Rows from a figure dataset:

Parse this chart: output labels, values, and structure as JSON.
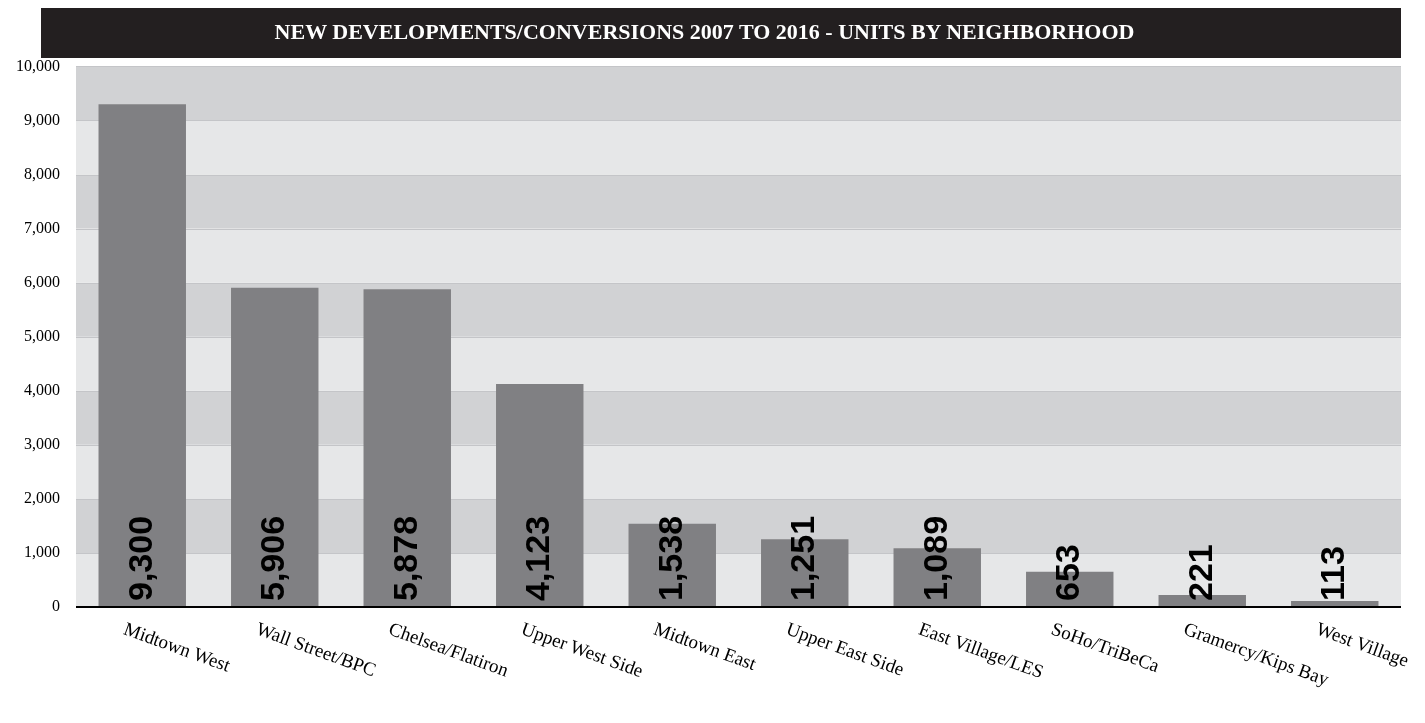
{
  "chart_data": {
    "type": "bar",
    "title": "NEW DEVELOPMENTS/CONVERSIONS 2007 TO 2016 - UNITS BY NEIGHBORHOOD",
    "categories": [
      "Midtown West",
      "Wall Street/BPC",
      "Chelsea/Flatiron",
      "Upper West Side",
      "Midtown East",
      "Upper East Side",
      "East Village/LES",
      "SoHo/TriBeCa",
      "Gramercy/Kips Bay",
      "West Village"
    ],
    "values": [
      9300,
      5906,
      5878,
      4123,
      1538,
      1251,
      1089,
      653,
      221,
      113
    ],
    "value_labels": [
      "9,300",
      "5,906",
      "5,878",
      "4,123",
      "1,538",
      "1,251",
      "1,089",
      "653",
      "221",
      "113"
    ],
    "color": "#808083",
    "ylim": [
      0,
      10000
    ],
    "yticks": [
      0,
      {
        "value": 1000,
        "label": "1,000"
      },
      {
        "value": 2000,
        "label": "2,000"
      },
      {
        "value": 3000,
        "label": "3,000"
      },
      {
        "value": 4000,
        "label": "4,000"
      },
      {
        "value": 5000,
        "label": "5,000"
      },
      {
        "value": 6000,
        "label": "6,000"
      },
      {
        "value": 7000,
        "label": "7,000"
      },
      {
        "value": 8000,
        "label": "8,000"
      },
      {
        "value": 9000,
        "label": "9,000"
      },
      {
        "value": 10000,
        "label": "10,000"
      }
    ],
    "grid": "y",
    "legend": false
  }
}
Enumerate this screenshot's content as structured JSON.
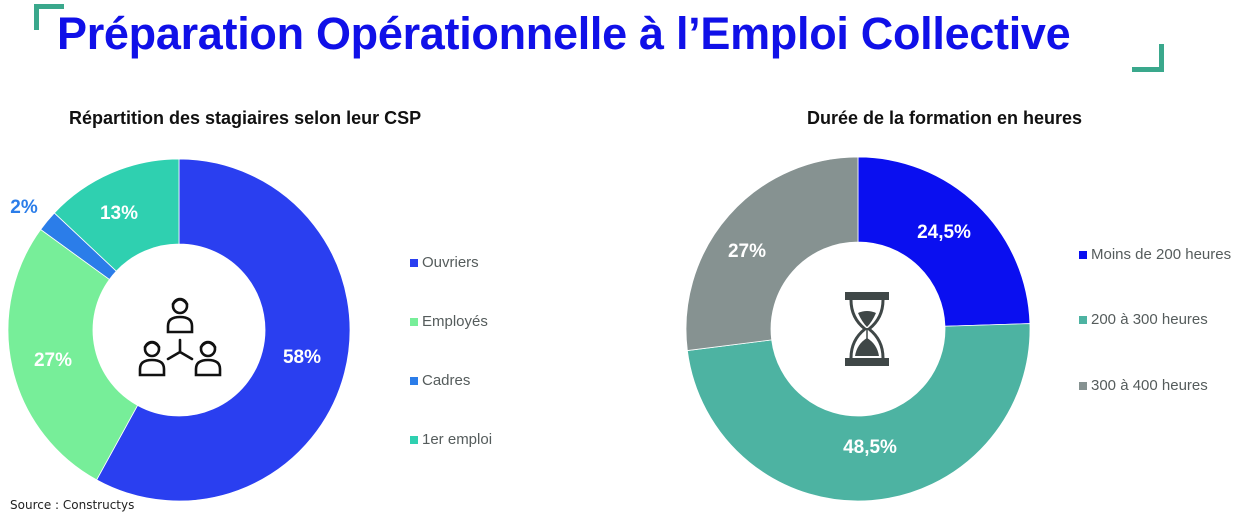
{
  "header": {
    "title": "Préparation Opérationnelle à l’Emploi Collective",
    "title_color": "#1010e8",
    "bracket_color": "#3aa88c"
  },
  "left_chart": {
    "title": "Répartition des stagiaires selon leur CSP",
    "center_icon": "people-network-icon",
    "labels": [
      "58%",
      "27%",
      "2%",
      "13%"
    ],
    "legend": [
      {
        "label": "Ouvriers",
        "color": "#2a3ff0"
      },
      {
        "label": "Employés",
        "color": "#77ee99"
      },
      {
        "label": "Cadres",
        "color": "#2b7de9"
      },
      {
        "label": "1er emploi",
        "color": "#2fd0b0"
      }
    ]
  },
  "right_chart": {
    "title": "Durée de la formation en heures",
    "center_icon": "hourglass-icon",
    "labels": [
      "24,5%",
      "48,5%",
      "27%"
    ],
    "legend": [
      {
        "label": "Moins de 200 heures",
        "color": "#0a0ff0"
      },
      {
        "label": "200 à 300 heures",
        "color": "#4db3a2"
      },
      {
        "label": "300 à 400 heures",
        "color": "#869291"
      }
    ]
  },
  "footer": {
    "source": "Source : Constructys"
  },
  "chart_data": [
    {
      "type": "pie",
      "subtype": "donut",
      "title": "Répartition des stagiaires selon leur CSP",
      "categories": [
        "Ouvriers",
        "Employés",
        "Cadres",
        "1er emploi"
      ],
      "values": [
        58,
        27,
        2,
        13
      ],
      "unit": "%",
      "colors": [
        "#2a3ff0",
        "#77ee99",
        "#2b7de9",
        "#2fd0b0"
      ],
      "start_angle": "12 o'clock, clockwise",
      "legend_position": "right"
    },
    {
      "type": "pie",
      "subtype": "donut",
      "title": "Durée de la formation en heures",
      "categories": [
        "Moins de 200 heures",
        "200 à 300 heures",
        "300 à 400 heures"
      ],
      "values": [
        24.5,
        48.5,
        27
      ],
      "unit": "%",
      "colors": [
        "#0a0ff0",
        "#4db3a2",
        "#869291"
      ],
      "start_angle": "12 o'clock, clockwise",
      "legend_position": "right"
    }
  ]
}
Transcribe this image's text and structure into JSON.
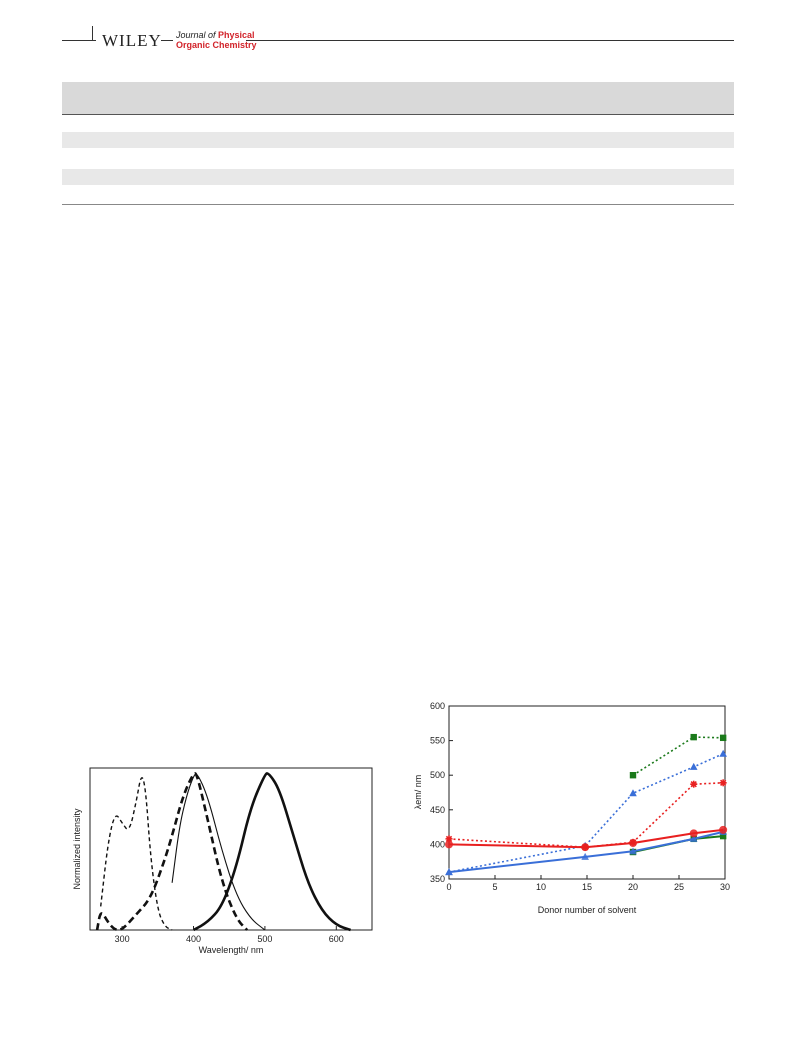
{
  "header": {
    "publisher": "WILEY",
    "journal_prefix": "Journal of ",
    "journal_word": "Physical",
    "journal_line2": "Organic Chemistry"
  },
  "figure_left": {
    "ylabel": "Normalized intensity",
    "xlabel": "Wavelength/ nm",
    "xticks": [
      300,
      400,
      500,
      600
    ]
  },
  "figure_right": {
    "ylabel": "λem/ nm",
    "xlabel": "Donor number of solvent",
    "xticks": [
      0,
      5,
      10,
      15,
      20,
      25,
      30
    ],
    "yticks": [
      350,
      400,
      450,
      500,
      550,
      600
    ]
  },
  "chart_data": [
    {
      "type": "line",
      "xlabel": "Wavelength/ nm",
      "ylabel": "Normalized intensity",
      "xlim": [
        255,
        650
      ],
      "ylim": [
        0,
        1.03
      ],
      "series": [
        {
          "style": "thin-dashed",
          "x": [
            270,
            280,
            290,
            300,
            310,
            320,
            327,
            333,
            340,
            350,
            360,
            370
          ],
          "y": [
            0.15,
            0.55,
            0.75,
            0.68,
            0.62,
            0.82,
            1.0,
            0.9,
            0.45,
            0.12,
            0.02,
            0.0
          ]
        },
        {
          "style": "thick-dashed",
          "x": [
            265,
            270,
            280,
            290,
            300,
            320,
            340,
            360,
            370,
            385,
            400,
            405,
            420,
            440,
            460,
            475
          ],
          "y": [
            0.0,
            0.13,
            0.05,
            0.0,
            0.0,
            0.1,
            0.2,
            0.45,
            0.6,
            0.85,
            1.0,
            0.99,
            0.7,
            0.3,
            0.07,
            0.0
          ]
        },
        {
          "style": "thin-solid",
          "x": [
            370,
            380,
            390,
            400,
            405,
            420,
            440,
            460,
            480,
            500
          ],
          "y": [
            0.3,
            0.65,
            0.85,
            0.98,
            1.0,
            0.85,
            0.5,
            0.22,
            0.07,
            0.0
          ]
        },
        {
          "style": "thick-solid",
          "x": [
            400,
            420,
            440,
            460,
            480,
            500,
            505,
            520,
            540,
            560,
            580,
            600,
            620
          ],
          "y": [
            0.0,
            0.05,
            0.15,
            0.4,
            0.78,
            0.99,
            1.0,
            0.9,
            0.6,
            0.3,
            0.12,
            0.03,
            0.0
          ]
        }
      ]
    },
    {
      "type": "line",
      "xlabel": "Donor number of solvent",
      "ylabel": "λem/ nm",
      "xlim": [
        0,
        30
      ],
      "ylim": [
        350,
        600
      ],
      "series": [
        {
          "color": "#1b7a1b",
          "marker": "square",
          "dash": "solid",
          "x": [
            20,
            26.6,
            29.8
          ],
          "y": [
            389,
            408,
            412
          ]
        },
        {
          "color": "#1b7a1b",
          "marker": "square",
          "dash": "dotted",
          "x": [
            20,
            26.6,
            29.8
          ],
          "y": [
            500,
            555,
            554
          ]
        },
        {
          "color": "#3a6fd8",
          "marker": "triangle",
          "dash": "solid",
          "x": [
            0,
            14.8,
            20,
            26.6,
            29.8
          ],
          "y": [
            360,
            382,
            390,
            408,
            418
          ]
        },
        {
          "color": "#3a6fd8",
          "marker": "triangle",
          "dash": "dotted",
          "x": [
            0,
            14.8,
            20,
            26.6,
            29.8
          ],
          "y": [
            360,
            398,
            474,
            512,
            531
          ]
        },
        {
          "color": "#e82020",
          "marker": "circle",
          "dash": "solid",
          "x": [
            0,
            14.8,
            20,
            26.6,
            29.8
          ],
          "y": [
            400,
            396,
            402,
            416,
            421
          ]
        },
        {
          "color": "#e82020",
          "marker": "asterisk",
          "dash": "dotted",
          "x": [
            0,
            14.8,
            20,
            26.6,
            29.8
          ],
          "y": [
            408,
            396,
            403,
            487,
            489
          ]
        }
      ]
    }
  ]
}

WHAT IS ASKED: Go back to the records above and write them out exactly, without the pictures.

OUTPUT FOR THIS EXERCISE:
Parse this chart: output labels, values, and structure as JSON.
{
  "chart_data": {
    "type": "bar",
    "title": "NEW DEVELOPMENTS/CONVERSIONS 2007 TO 2016 - UNITS BY NEIGHBORHOOD",
    "categories": [
      "Midtown West",
      "Wall Street/BPC",
      "Chelsea/Flatiron",
      "Upper West Side",
      "Midtown East",
      "Upper East Side",
      "East Village/LES",
      "SoHo/TriBeCa",
      "Gramercy/Kips Bay",
      "West Village"
    ],
    "values": [
      9300,
      5906,
      5878,
      4123,
      1538,
      1251,
      1089,
      653,
      221,
      113
    ],
    "value_labels": [
      "9,300",
      "5,906",
      "5,878",
      "4,123",
      "1,538",
      "1,251",
      "1,089",
      "653",
      "221",
      "113"
    ],
    "color": "#808083",
    "ylim": [
      0,
      10000
    ],
    "yticks": [
      0,
      {
        "value": 1000,
        "label": "1,000"
      },
      {
        "value": 2000,
        "label": "2,000"
      },
      {
        "value": 3000,
        "label": "3,000"
      },
      {
        "value": 4000,
        "label": "4,000"
      },
      {
        "value": 5000,
        "label": "5,000"
      },
      {
        "value": 6000,
        "label": "6,000"
      },
      {
        "value": 7000,
        "label": "7,000"
      },
      {
        "value": 8000,
        "label": "8,000"
      },
      {
        "value": 9000,
        "label": "9,000"
      },
      {
        "value": 10000,
        "label": "10,000"
      }
    ],
    "grid": "y",
    "legend": false
  }
}
Enumerate this screenshot's content as structured JSON.
{
  "header": {
    "title": "Préparation Opérationnelle à l’Emploi Collective",
    "title_color": "#1010e8",
    "bracket_color": "#3aa88c"
  },
  "left_chart": {
    "title": "Répartition des stagiaires selon leur CSP",
    "center_icon": "people-network-icon",
    "labels": [
      "58%",
      "27%",
      "2%",
      "13%"
    ],
    "legend": [
      {
        "label": "Ouvriers",
        "color": "#2a3ff0"
      },
      {
        "label": "Employés",
        "color": "#77ee99"
      },
      {
        "label": "Cadres",
        "color": "#2b7de9"
      },
      {
        "label": "1er emploi",
        "color": "#2fd0b0"
      }
    ]
  },
  "right_chart": {
    "title": "Durée de la formation en heures",
    "center_icon": "hourglass-icon",
    "labels": [
      "24,5%",
      "48,5%",
      "27%"
    ],
    "legend": [
      {
        "label": "Moins de 200 heures",
        "color": "#0a0ff0"
      },
      {
        "label": "200 à 300 heures",
        "color": "#4db3a2"
      },
      {
        "label": "300 à 400 heures",
        "color": "#869291"
      }
    ]
  },
  "footer": {
    "source": "Source : Constructys"
  },
  "chart_data": [
    {
      "type": "pie",
      "subtype": "donut",
      "title": "Répartition des stagiaires selon leur CSP",
      "categories": [
        "Ouvriers",
        "Employés",
        "Cadres",
        "1er emploi"
      ],
      "values": [
        58,
        27,
        2,
        13
      ],
      "unit": "%",
      "colors": [
        "#2a3ff0",
        "#77ee99",
        "#2b7de9",
        "#2fd0b0"
      ],
      "start_angle": "12 o'clock, clockwise",
      "legend_position": "right"
    },
    {
      "type": "pie",
      "subtype": "donut",
      "title": "Durée de la formation en heures",
      "categories": [
        "Moins de 200 heures",
        "200 à 300 heures",
        "300 à 400 heures"
      ],
      "values": [
        24.5,
        48.5,
        27
      ],
      "unit": "%",
      "colors": [
        "#0a0ff0",
        "#4db3a2",
        "#869291"
      ],
      "start_angle": "12 o'clock, clockwise",
      "legend_position": "right"
    }
  ]
}
Transcribe this image's text and structure into JSON.
{
  "header": {
    "publisher": "WILEY",
    "journal_prefix": "Journal of ",
    "journal_word": "Physical",
    "journal_line2": "Organic Chemistry"
  },
  "figure_left": {
    "ylabel": "Normalized intensity",
    "xlabel": "Wavelength/ nm",
    "xticks": [
      300,
      400,
      500,
      600
    ]
  },
  "figure_right": {
    "ylabel": "λem/ nm",
    "xlabel": "Donor number of solvent",
    "xticks": [
      0,
      5,
      10,
      15,
      20,
      25,
      30
    ],
    "yticks": [
      350,
      400,
      450,
      500,
      550,
      600
    ]
  },
  "chart_data": [
    {
      "type": "line",
      "xlabel": "Wavelength/ nm",
      "ylabel": "Normalized intensity",
      "xlim": [
        255,
        650
      ],
      "ylim": [
        0,
        1.03
      ],
      "series": [
        {
          "style": "thin-dashed",
          "x": [
            270,
            280,
            290,
            300,
            310,
            320,
            327,
            333,
            340,
            350,
            360,
            370
          ],
          "y": [
            0.15,
            0.55,
            0.75,
            0.68,
            0.62,
            0.82,
            1.0,
            0.9,
            0.45,
            0.12,
            0.02,
            0.0
          ]
        },
        {
          "style": "thick-dashed",
          "x": [
            265,
            270,
            280,
            290,
            300,
            320,
            340,
            360,
            370,
            385,
            400,
            405,
            420,
            440,
            460,
            475
          ],
          "y": [
            0.0,
            0.13,
            0.05,
            0.0,
            0.0,
            0.1,
            0.2,
            0.45,
            0.6,
            0.85,
            1.0,
            0.99,
            0.7,
            0.3,
            0.07,
            0.0
          ]
        },
        {
          "style": "thin-solid",
          "x": [
            370,
            380,
            390,
            400,
            405,
            420,
            440,
            460,
            480,
            500
          ],
          "y": [
            0.3,
            0.65,
            0.85,
            0.98,
            1.0,
            0.85,
            0.5,
            0.22,
            0.07,
            0.0
          ]
        },
        {
          "style": "thick-solid",
          "x": [
            400,
            420,
            440,
            460,
            480,
            500,
            505,
            520,
            540,
            560,
            580,
            600,
            620
          ],
          "y": [
            0.0,
            0.05,
            0.15,
            0.4,
            0.78,
            0.99,
            1.0,
            0.9,
            0.6,
            0.3,
            0.12,
            0.03,
            0.0
          ]
        }
      ]
    },
    {
      "type": "line",
      "xlabel": "Donor number of solvent",
      "ylabel": "λem/ nm",
      "xlim": [
        0,
        30
      ],
      "ylim": [
        350,
        600
      ],
      "series": [
        {
          "color": "#1b7a1b",
          "marker": "square",
          "dash": "solid",
          "x": [
            20,
            26.6,
            29.8
          ],
          "y": [
            389,
            408,
            412
          ]
        },
        {
          "color": "#1b7a1b",
          "marker": "square",
          "dash": "dotted",
          "x": [
            20,
            26.6,
            29.8
          ],
          "y": [
            500,
            555,
            554
          ]
        },
        {
          "color": "#3a6fd8",
          "marker": "triangle",
          "dash": "solid",
          "x": [
            0,
            14.8,
            20,
            26.6,
            29.8
          ],
          "y": [
            360,
            382,
            390,
            408,
            418
          ]
        },
        {
          "color": "#3a6fd8",
          "marker": "triangle",
          "dash": "dotted",
          "x": [
            0,
            14.8,
            20,
            26.6,
            29.8
          ],
          "y": [
            360,
            398,
            474,
            512,
            531
          ]
        },
        {
          "color": "#e82020",
          "marker": "circle",
          "dash": "solid",
          "x": [
            0,
            14.8,
            20,
            26.6,
            29.8
          ],
          "y": [
            400,
            396,
            402,
            416,
            421
          ]
        },
        {
          "color": "#e82020",
          "marker": "asterisk",
          "dash": "dotted",
          "x": [
            0,
            14.8,
            20,
            26.6,
            29.8
          ],
          "y": [
            408,
            396,
            403,
            487,
            489
          ]
        }
      ]
    }
  ]
}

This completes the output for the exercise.